** Start ENTRIES **

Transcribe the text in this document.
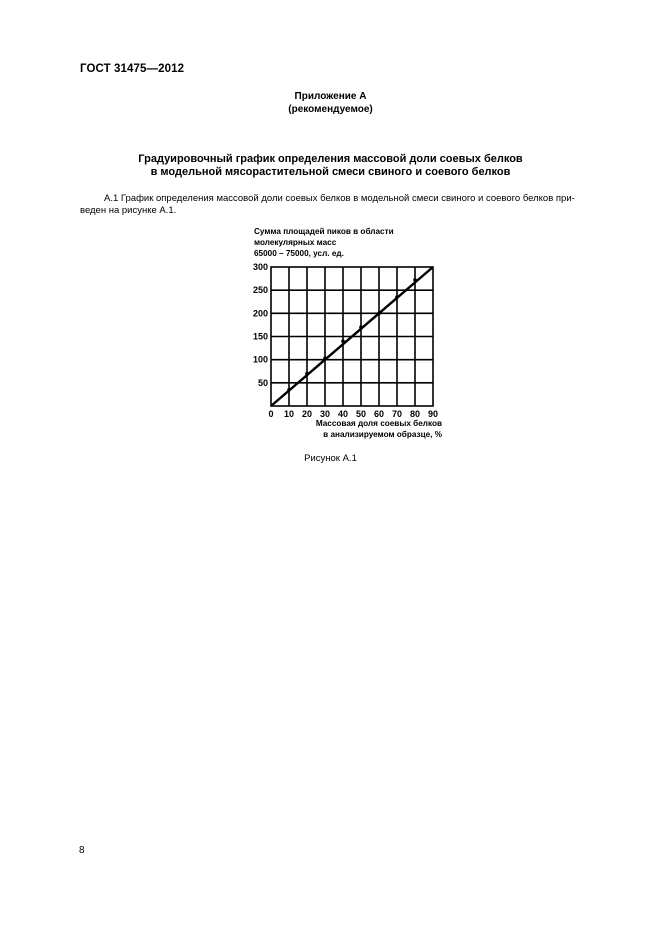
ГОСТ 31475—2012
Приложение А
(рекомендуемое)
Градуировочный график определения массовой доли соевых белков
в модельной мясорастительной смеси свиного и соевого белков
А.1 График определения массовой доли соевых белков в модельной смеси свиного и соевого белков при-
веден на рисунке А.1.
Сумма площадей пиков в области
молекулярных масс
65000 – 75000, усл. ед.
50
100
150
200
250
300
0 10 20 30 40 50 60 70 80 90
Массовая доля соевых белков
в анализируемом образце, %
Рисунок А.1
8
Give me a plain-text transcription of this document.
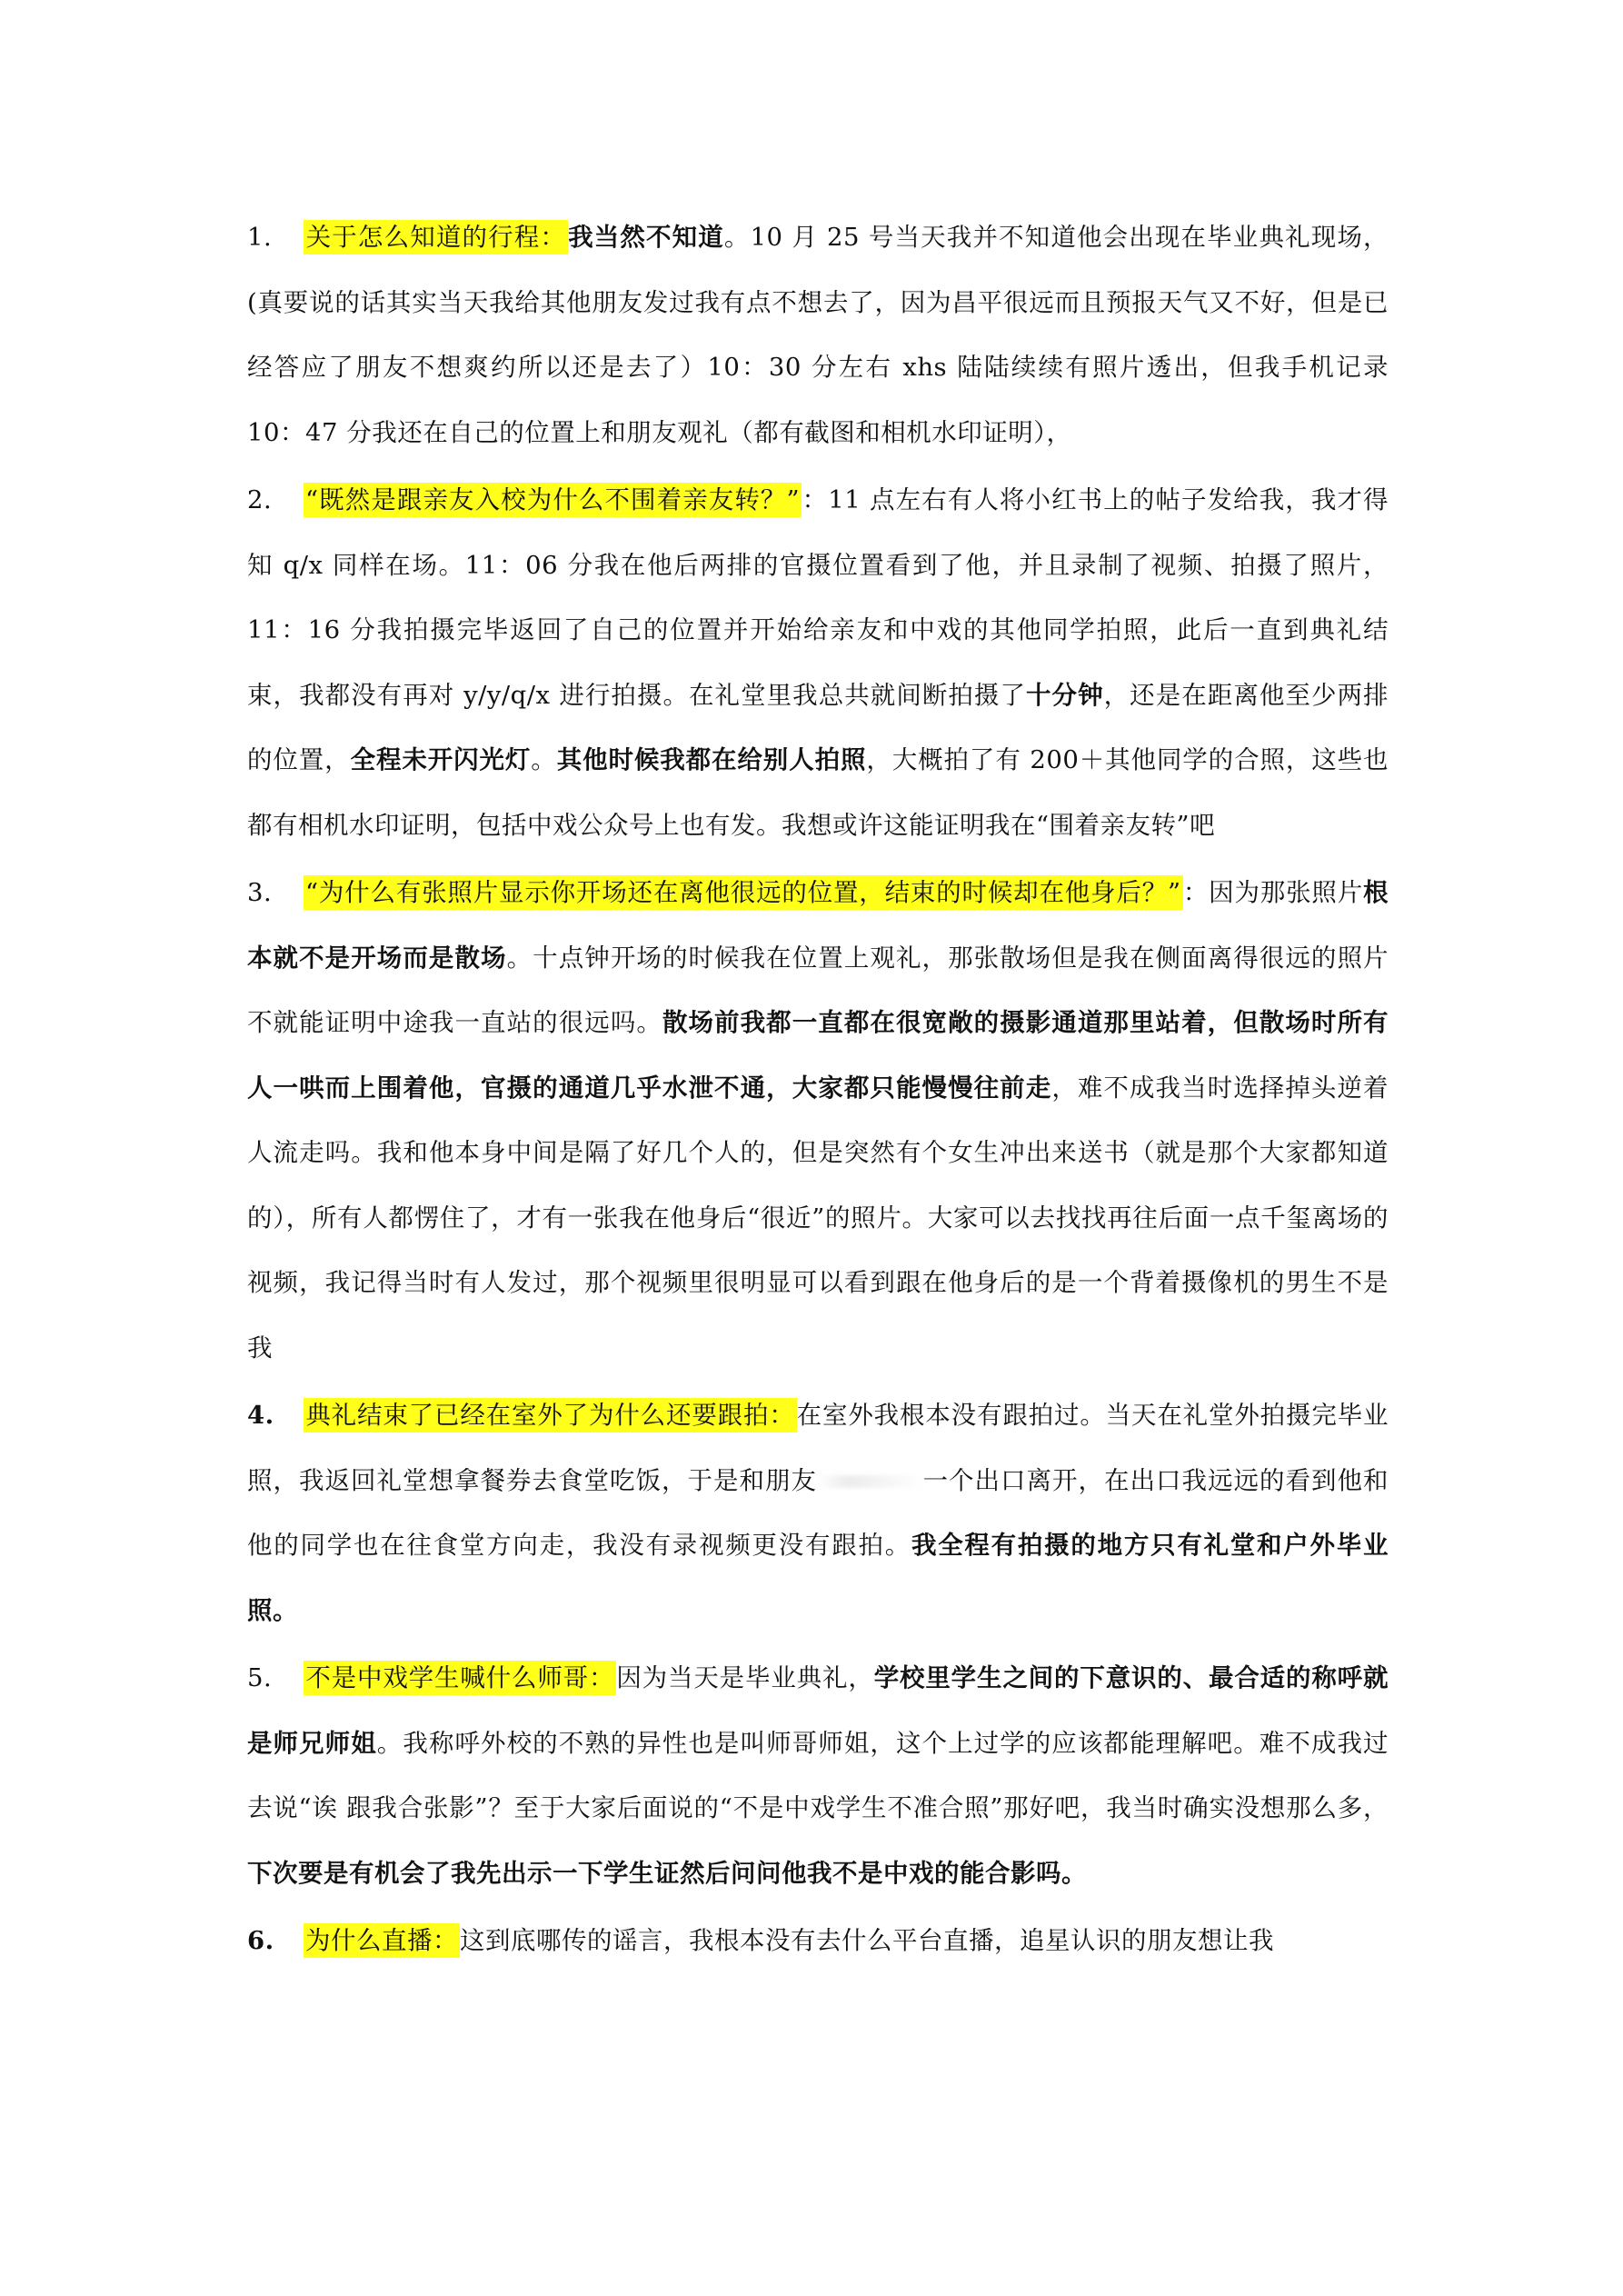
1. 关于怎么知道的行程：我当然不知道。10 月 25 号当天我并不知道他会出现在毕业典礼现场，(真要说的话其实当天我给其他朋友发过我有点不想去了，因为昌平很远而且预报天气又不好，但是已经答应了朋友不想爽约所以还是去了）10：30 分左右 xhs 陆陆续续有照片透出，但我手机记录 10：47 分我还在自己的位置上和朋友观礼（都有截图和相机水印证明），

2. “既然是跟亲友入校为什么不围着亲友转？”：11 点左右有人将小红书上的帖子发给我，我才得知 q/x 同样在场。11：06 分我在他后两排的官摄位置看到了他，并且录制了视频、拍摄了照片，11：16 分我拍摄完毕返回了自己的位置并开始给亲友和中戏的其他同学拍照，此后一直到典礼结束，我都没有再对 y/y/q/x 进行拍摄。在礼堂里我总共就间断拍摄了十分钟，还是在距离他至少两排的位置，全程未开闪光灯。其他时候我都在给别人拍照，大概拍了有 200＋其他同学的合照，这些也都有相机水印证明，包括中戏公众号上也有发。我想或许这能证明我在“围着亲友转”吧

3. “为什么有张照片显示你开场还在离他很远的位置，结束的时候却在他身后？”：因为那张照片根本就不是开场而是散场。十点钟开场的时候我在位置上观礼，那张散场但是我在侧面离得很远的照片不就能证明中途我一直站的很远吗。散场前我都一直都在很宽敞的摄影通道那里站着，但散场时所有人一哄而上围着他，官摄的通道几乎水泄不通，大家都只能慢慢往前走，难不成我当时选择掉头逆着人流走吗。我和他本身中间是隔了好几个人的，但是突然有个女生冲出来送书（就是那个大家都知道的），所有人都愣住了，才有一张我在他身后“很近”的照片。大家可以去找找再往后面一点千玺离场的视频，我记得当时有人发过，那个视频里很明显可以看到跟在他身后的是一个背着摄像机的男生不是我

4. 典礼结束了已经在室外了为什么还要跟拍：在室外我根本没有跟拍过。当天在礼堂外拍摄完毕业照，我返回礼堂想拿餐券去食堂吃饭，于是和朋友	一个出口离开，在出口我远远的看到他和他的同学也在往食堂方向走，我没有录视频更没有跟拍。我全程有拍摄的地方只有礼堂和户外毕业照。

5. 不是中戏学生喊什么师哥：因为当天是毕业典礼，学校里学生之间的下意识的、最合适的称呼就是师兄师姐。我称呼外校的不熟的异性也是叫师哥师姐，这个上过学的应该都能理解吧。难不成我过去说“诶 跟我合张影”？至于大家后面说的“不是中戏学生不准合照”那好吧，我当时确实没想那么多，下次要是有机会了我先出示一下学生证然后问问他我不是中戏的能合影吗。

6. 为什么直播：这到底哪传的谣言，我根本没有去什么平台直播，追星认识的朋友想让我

** End ENTRIES **

Count each line above in which the string "соевых" appears, then state only the total.

3